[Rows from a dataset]
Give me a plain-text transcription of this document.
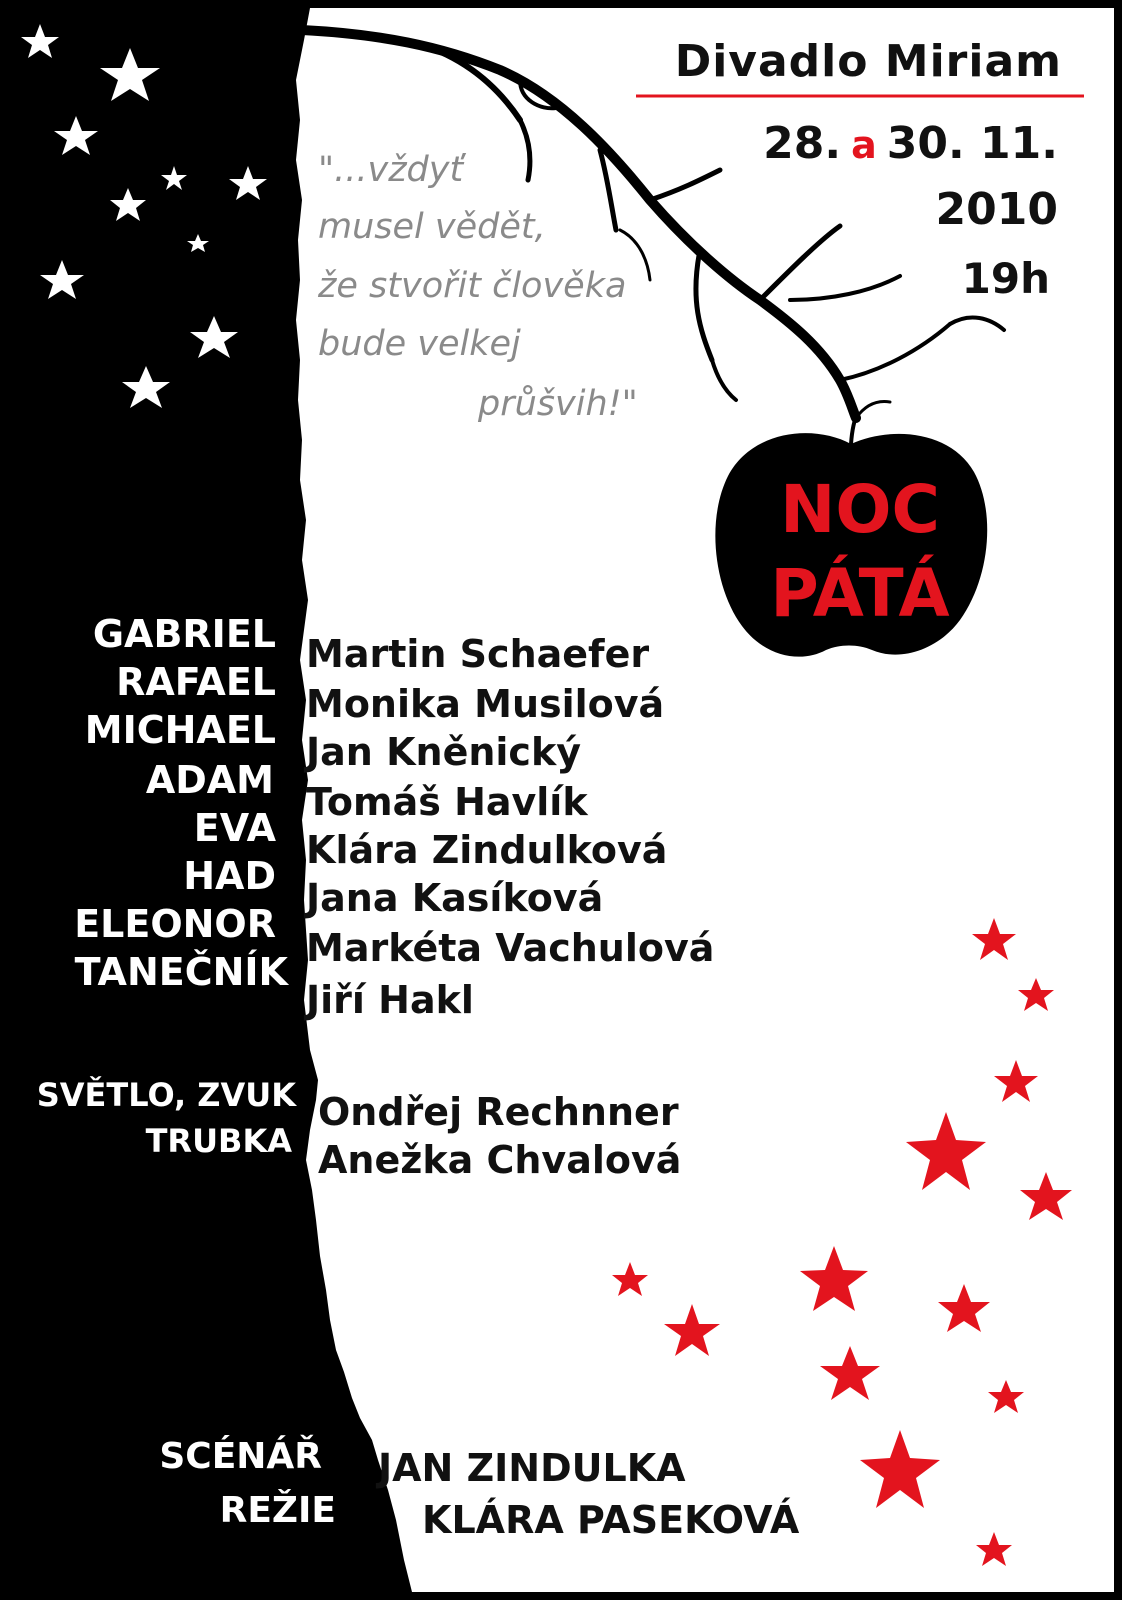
Divadlo Miriam
28. a 30. 11.
2010
19h
"...vždyť
musel vědět,
že stvořit člověka
bude velkej
průšvih!"
NOC
PÁTÁ
GABRIEL
RAFAEL
MICHAEL
ADAM
EVA
HAD
ELEONOR
TANEČNÍK
Martin Schaefer
Monika Musilová
Jan Kněnický
Tomáš Havlík
Klára Zindulková
Jana Kasíková
Markéta Vachulová
Jiří Hakl
SVĚTLO, ZVUK
TRUBKA
Ondřej Rechnner
Anežka Chvalová
SCÉNÁŘ
REŽIE
JAN ZINDULKA
KLÁRA PASEKOVÁ
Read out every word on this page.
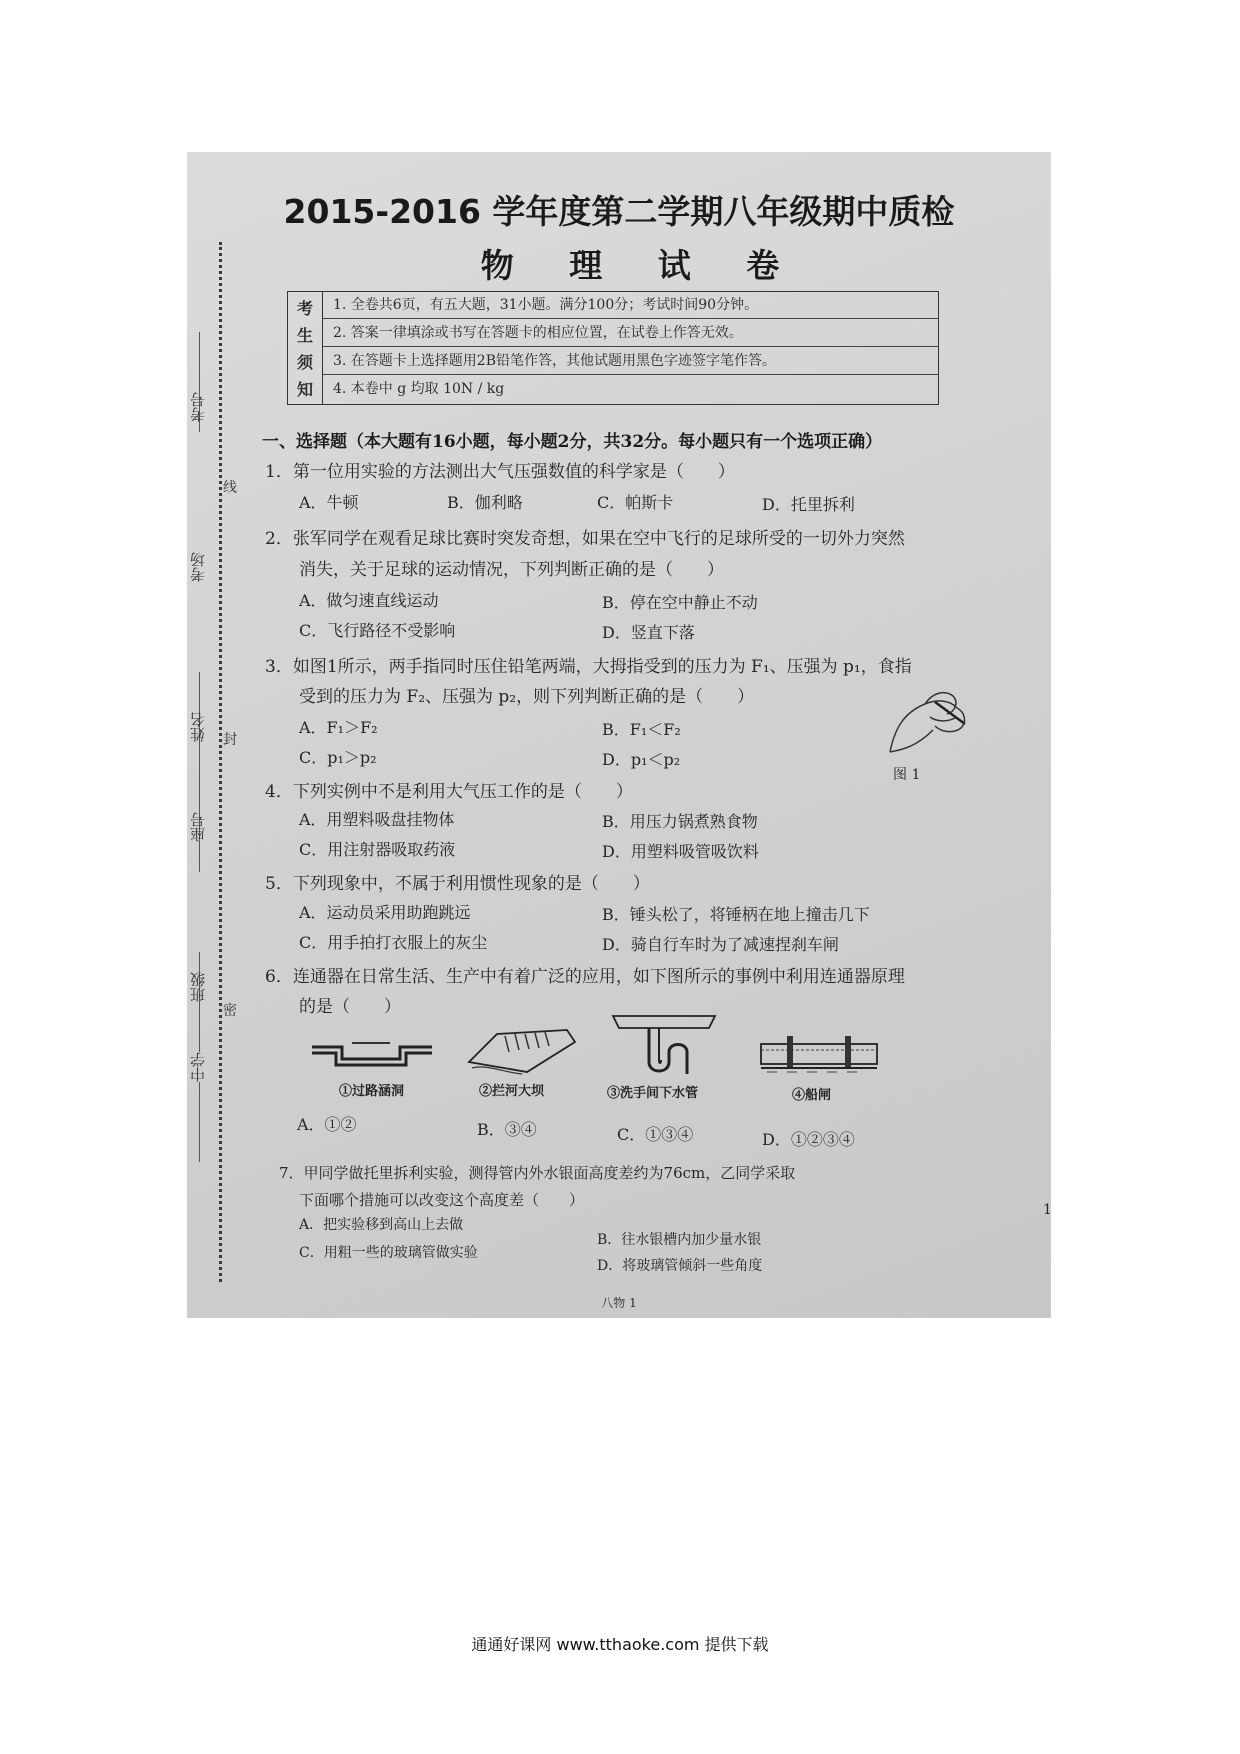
考号
考场
姓名
座号
班级
中学
线
封
密
2015-2016 学年度第二学期八年级期中质检
物 理 试 卷
考
生
须
知
1. 全卷共6页，有五大题，31小题。满分100分；考试时间90分钟。
2. 答案一律填涂或书写在答题卡的相应位置，在试卷上作答无效。
3. 在答题卡上选择题用2B铅笔作答，其他试题用黑色字迹签字笔作答。
4. 本卷中 g 均取 10N / kg
一、选择题（本大题有16小题，每小题2分，共32分。每小题只有一个选项正确）
1．第一位用实验的方法测出大气压强数值的科学家是（　　）
A．牛顿	B．伽利略	C．帕斯卡	D．托里拆利
2．张军同学在观看足球比赛时突发奇想，如果在空中飞行的足球所受的一切外力突然
消失，关于足球的运动情况，下列判断正确的是（　　）
A．做匀速直线运动	B．停在空中静止不动
C．飞行路径不受影响	D．竖直下落
3．如图1所示，两手指同时压住铅笔两端，大拇指受到的压力为 F₁、压强为 p₁，食指
受到的压力为 F₂、压强为 p₂，则下列判断正确的是（　　）
A．F₁＞F₂	B．F₁＜F₂
C．p₁＞p₂	D．p₁＜p₂
图 1
4．下列实例中不是利用大气压工作的是（　　）
A．用塑料吸盘挂物体	B．用压力锅煮熟食物
C．用注射器吸取药液	D．用塑料吸管吸饮料
5．下列现象中，不属于利用惯性现象的是（　　）
A．运动员采用助跑跳远	B．锤头松了，将锤柄在地上撞击几下
C．用手拍打衣服上的灰尘	D．骑自行车时为了减速捏刹车闸
6．连通器在日常生活、生产中有着广泛的应用，如下图所示的事例中利用连通器原理
的是（　　）
①过路涵洞	②拦河大坝	③洗手间下水管	④船闸
A．①②	B．③④	C．①③④	D．①②③④
7．甲同学做托里拆利实验，测得管内外水银面高度差约为76cm，乙同学采取
下面哪个措施可以改变这个高度差（　　）
A．把实验移到高山上去做
B．往水银槽内加少量水银
C．用粗一些的玻璃管做实验
D．将玻璃管倾斜一些角度
1
八物 1
通通好课网 www.tthaoke.com 提供下载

• **WHAT TO DO**:
Give back the entries verbatim. Do not include any picture.

• **RESPONSE TO THE TASK**:
Give me a plain-text transcription of this document.
Divadlo Miriam
28. a 30. 11.
2010
19h
"...vždyť
musel vědět,
že stvořit člověka
bude velkej
průšvih!"
NOC
PÁTÁ
GABRIEL
RAFAEL
MICHAEL
ADAM
EVA
HAD
ELEONOR
TANEČNÍK
Martin Schaefer
Monika Musilová
Jan Kněnický
Tomáš Havlík
Klára Zindulková
Jana Kasíková
Markéta Vachulová
Jiří Hakl
SVĚTLO, ZVUK
TRUBKA
Ondřej Rechnner
Anežka Chvalová
SCÉNÁŘ
REŽIE
JAN ZINDULKA
KLÁRA PASEKOVÁ
Read out every word on this page.
考号
考场
姓名
座号
班级
中学
线
封
密
2015-2016 学年度第二学期八年级期中质检
物 理 试 卷
考
生
须
知
1. 全卷共6页，有五大题，31小题。满分100分；考试时间90分钟。
2. 答案一律填涂或书写在答题卡的相应位置，在试卷上作答无效。
3. 在答题卡上选择题用2B铅笔作答，其他试题用黑色字迹签字笔作答。
4. 本卷中 g 均取 10N / kg
一、选择题（本大题有16小题，每小题2分，共32分。每小题只有一个选项正确）
1．第一位用实验的方法测出大气压强数值的科学家是（　　）
A．牛顿	B．伽利略	C．帕斯卡	D．托里拆利
2．张军同学在观看足球比赛时突发奇想，如果在空中飞行的足球所受的一切外力突然
消失，关于足球的运动情况，下列判断正确的是（　　）
A．做匀速直线运动	B．停在空中静止不动
C．飞行路径不受影响	D．竖直下落
3．如图1所示，两手指同时压住铅笔两端，大拇指受到的压力为 F₁、压强为 p₁，食指
受到的压力为 F₂、压强为 p₂，则下列判断正确的是（　　）
A．F₁＞F₂	B．F₁＜F₂
C．p₁＞p₂	D．p₁＜p₂
图 1
4．下列实例中不是利用大气压工作的是（　　）
A．用塑料吸盘挂物体	B．用压力锅煮熟食物
C．用注射器吸取药液	D．用塑料吸管吸饮料
5．下列现象中，不属于利用惯性现象的是（　　）
A．运动员采用助跑跳远	B．锤头松了，将锤柄在地上撞击几下
C．用手拍打衣服上的灰尘	D．骑自行车时为了减速捏刹车闸
6．连通器在日常生活、生产中有着广泛的应用，如下图所示的事例中利用连通器原理
的是（　　）
①过路涵洞	②拦河大坝	③洗手间下水管	④船闸
A．①②	B．③④	C．①③④	D．①②③④
7．甲同学做托里拆利实验，测得管内外水银面高度差约为76cm，乙同学采取
下面哪个措施可以改变这个高度差（　　）
A．把实验移到高山上去做
B．往水银槽内加少量水银
C．用粗一些的玻璃管做实验
D．将玻璃管倾斜一些角度
1
八物 1
通通好课网 www.tthaoke.com 提供下载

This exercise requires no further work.